## Set task
Quote all of the data below exactly, please.

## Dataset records
-- Begin --

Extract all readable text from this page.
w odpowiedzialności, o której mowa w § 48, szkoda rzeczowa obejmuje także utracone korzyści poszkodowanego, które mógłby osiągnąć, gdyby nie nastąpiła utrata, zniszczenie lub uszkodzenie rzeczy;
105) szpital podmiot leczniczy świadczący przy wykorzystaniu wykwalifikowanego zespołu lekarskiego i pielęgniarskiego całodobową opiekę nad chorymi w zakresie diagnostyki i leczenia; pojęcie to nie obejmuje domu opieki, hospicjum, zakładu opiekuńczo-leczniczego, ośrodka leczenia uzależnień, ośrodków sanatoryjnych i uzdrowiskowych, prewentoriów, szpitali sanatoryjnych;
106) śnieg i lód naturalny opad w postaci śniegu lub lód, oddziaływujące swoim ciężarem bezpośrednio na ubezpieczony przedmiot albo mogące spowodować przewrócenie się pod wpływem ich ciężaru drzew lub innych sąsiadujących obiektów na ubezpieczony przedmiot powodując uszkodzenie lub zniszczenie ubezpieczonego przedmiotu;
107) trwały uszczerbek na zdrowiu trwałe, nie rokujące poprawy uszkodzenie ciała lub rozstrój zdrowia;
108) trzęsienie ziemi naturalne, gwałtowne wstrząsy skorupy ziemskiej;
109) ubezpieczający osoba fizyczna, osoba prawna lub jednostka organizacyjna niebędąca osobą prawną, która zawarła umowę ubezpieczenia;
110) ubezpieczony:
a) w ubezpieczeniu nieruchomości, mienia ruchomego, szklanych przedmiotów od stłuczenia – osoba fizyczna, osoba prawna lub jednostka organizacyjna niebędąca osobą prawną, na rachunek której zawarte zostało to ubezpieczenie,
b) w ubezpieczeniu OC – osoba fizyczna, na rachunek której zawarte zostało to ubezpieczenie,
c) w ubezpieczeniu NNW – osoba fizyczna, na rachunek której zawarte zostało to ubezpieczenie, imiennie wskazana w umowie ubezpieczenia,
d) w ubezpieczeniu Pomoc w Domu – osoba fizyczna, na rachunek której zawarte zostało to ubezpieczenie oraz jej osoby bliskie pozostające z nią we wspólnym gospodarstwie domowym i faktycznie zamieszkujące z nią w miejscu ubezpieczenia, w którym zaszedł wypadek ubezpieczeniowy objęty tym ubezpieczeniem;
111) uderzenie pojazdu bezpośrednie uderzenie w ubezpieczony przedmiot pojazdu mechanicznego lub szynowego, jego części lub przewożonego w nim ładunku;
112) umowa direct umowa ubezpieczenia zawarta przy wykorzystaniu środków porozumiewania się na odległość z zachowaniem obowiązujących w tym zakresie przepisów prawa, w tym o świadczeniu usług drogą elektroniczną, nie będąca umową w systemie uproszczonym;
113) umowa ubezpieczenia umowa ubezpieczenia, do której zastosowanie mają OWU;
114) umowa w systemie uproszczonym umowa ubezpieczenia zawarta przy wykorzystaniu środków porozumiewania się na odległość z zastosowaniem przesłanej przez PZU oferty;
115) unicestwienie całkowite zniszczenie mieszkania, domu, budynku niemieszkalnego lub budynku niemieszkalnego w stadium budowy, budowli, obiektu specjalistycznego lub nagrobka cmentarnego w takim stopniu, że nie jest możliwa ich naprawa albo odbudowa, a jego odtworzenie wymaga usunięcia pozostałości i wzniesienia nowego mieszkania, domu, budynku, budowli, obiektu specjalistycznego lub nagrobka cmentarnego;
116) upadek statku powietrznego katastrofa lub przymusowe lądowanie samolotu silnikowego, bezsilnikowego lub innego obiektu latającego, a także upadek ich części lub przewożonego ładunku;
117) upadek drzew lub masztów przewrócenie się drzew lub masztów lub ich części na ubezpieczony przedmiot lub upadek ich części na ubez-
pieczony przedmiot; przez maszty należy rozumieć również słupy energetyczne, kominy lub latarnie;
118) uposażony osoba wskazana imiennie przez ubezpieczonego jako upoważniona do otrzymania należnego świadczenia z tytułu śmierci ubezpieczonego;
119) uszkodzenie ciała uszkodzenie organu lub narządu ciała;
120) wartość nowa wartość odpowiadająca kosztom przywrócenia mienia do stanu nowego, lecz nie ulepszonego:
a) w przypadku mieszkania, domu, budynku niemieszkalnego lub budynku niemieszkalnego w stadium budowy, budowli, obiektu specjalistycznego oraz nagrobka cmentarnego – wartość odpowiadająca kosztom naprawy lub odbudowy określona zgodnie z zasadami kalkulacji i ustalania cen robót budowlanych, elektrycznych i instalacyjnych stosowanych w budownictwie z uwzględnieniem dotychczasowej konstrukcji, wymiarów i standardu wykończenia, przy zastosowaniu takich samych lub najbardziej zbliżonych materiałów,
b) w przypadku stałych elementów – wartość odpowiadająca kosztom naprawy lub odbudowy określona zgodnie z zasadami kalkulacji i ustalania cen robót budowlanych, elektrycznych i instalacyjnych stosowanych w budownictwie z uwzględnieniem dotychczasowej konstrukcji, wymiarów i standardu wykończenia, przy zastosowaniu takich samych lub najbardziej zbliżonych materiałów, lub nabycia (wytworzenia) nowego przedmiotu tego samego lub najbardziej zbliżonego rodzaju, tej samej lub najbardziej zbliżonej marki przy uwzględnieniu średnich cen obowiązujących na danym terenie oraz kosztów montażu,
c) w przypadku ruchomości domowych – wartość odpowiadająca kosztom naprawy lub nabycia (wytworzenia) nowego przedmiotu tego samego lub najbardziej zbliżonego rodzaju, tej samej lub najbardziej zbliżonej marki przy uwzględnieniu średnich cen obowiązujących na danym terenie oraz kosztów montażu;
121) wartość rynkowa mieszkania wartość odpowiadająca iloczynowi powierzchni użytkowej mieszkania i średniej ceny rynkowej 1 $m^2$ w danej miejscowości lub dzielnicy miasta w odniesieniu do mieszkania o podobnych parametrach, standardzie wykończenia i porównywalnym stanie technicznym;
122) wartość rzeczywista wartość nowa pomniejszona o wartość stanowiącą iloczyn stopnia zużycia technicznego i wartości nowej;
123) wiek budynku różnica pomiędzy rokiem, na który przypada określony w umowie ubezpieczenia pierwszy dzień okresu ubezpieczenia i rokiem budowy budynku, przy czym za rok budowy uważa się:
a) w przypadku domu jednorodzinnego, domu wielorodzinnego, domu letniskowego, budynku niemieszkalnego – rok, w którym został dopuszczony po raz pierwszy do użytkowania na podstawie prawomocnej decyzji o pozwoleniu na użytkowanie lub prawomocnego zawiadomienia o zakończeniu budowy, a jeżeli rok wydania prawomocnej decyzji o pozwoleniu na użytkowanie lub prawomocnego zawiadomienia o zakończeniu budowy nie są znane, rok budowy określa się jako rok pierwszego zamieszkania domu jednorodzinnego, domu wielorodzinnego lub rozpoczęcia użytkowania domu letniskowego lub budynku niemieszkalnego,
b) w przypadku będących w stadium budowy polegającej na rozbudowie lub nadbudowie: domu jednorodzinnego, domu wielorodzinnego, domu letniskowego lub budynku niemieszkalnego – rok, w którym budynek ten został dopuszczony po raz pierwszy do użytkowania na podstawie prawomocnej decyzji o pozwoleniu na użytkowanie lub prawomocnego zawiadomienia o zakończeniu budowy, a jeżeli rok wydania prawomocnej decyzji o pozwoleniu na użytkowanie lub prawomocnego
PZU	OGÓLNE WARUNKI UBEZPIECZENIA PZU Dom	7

-- End --

## Final result
Extract all readable text from this page.
w odpowiedzialności, o której mowa w § 48, szkoda rzeczowa obejmuje także utracone korzyści poszkodowanego, które mógłby osiągnąć, gdyby nie nastąpiła utrata, zniszczenie lub uszkodzenie rzeczy;
105) szpital podmiot leczniczy świadczący przy wykorzystaniu wykwalifikowanego zespołu lekarskiego i pielęgniarskiego całodobową opiekę nad chorymi w zakresie diagnostyki i leczenia; pojęcie to nie obejmuje domu opieki, hospicjum, zakładu opiekuńczo-leczniczego, ośrodka leczenia uzależnień, ośrodków sanatoryjnych i uzdrowiskowych, prewentoriów, szpitali sanatoryjnych;
106) śnieg i lód naturalny opad w postaci śniegu lub lód, oddziaływujące swoim ciężarem bezpośrednio na ubezpieczony przedmiot albo mogące spowodować przewrócenie się pod wpływem ich ciężaru drzew lub innych sąsiadujących obiektów na ubezpieczony przedmiot powodując uszkodzenie lub zniszczenie ubezpieczonego przedmiotu;
107) trwały uszczerbek na zdrowiu trwałe, nie rokujące poprawy uszkodzenie ciała lub rozstrój zdrowia;
108) trzęsienie ziemi naturalne, gwałtowne wstrząsy skorupy ziemskiej;
109) ubezpieczający osoba fizyczna, osoba prawna lub jednostka organizacyjna niebędąca osobą prawną, która zawarła umowę ubezpieczenia;
110) ubezpieczony:
a) w ubezpieczeniu nieruchomości, mienia ruchomego, szklanych przedmiotów od stłuczenia – osoba fizyczna, osoba prawna lub jednostka organizacyjna niebędąca osobą prawną, na rachunek której zawarte zostało to ubezpieczenie,
b) w ubezpieczeniu OC – osoba fizyczna, na rachunek której zawarte zostało to ubezpieczenie,
c) w ubezpieczeniu NNW – osoba fizyczna, na rachunek której zawarte zostało to ubezpieczenie, imiennie wskazana w umowie ubezpieczenia,
d) w ubezpieczeniu Pomoc w Domu – osoba fizyczna, na rachunek której zawarte zostało to ubezpieczenie oraz jej osoby bliskie pozostające z nią we wspólnym gospodarstwie domowym i faktycznie zamieszkujące z nią w miejscu ubezpieczenia, w którym zaszedł wypadek ubezpieczeniowy objęty tym ubezpieczeniem;
111) uderzenie pojazdu bezpośrednie uderzenie w ubezpieczony przedmiot pojazdu mechanicznego lub szynowego, jego części lub przewożonego w nim ładunku;
112) umowa direct umowa ubezpieczenia zawarta przy wykorzystaniu środków porozumiewania się na odległość z zachowaniem obowiązujących w tym zakresie przepisów prawa, w tym o świadczeniu usług drogą elektroniczną, nie będąca umową w systemie uproszczonym;
113) umowa ubezpieczenia umowa ubezpieczenia, do której zastosowanie mają OWU;
114) umowa w systemie uproszczonym umowa ubezpieczenia zawarta przy wykorzystaniu środków porozumiewania się na odległość z zastosowaniem przesłanej przez PZU oferty;
115) unicestwienie całkowite zniszczenie mieszkania, domu, budynku niemieszkalnego lub budynku niemieszkalnego w stadium budowy, budowli, obiektu specjalistycznego lub nagrobka cmentarnego w takim stopniu, że nie jest możliwa ich naprawa albo odbudowa, a jego odtworzenie wymaga usunięcia pozostałości i wzniesienia nowego mieszkania, domu, budynku, budowli, obiektu specjalistycznego lub nagrobka cmentarnego;
116) upadek statku powietrznego katastrofa lub przymusowe lądowanie samolotu silnikowego, bezsilnikowego lub innego obiektu latającego, a także upadek ich części lub przewożonego ładunku;
117) upadek drzew lub masztów przewrócenie się drzew lub masztów lub ich części na ubezpieczony przedmiot lub upadek ich części na ubez-
pieczony przedmiot; przez maszty należy rozumieć również słupy energetyczne, kominy lub latarnie;
118) uposażony osoba wskazana imiennie przez ubezpieczonego jako upoważniona do otrzymania należnego świadczenia z tytułu śmierci ubezpieczonego;
119) uszkodzenie ciała uszkodzenie organu lub narządu ciała;
120) wartość nowa wartość odpowiadająca kosztom przywrócenia mienia do stanu nowego, lecz nie ulepszonego:
a) w przypadku mieszkania, domu, budynku niemieszkalnego lub budynku niemieszkalnego w stadium budowy, budowli, obiektu specjalistycznego oraz nagrobka cmentarnego – wartość odpowiadająca kosztom naprawy lub odbudowy określona zgodnie z zasadami kalkulacji i ustalania cen robót budowlanych, elektrycznych i instalacyjnych stosowanych w budownictwie z uwzględnieniem dotychczasowej konstrukcji, wymiarów i standardu wykończenia, przy zastosowaniu takich samych lub najbardziej zbliżonych materiałów,
b) w przypadku stałych elementów – wartość odpowiadająca kosztom naprawy lub odbudowy określona zgodnie z zasadami kalkulacji i ustalania cen robót budowlanych, elektrycznych i instalacyjnych stosowanych w budownictwie z uwzględnieniem dotychczasowej konstrukcji, wymiarów i standardu wykończenia, przy zastosowaniu takich samych lub najbardziej zbliżonych materiałów, lub nabycia (wytworzenia) nowego przedmiotu tego samego lub najbardziej zbliżonego rodzaju, tej samej lub najbardziej zbliżonej marki przy uwzględnieniu średnich cen obowiązujących na danym terenie oraz kosztów montażu,
c) w przypadku ruchomości domowych – wartość odpowiadająca kosztom naprawy lub nabycia (wytworzenia) nowego przedmiotu tego samego lub najbardziej zbliżonego rodzaju, tej samej lub najbardziej zbliżonej marki przy uwzględnieniu średnich cen obowiązujących na danym terenie oraz kosztów montażu;
121) wartość rynkowa mieszkania wartość odpowiadająca iloczynowi powierzchni użytkowej mieszkania i średniej ceny rynkowej 1 $m^2$ w danej miejscowości lub dzielnicy miasta w odniesieniu do mieszkania o podobnych parametrach, standardzie wykończenia i porównywalnym stanie technicznym;
122) wartość rzeczywista wartość nowa pomniejszona o wartość stanowiącą iloczyn stopnia zużycia technicznego i wartości nowej;
123) wiek budynku różnica pomiędzy rokiem, na który przypada określony w umowie ubezpieczenia pierwszy dzień okresu ubezpieczenia i rokiem budowy budynku, przy czym za rok budowy uważa się:
a) w przypadku domu jednorodzinnego, domu wielorodzinnego, domu letniskowego, budynku niemieszkalnego – rok, w którym został dopuszczony po raz pierwszy do użytkowania na podstawie prawomocnej decyzji o pozwoleniu na użytkowanie lub prawomocnego zawiadomienia o zakończeniu budowy, a jeżeli rok wydania prawomocnej decyzji o pozwoleniu na użytkowanie lub prawomocnego zawiadomienia o zakończeniu budowy nie są znane, rok budowy określa się jako rok pierwszego zamieszkania domu jednorodzinnego, domu wielorodzinnego lub rozpoczęcia użytkowania domu letniskowego lub budynku niemieszkalnego,
b) w przypadku będących w stadium budowy polegającej na rozbudowie lub nadbudowie: domu jednorodzinnego, domu wielorodzinnego, domu letniskowego lub budynku niemieszkalnego – rok, w którym budynek ten został dopuszczony po raz pierwszy do użytkowania na podstawie prawomocnej decyzji o pozwoleniu na użytkowanie lub prawomocnego zawiadomienia o zakończeniu budowy, a jeżeli rok wydania prawomocnej decyzji o pozwoleniu na użytkowanie lub prawomocnego
PZU	OGÓLNE WARUNKI UBEZPIECZENIA PZU Dom	7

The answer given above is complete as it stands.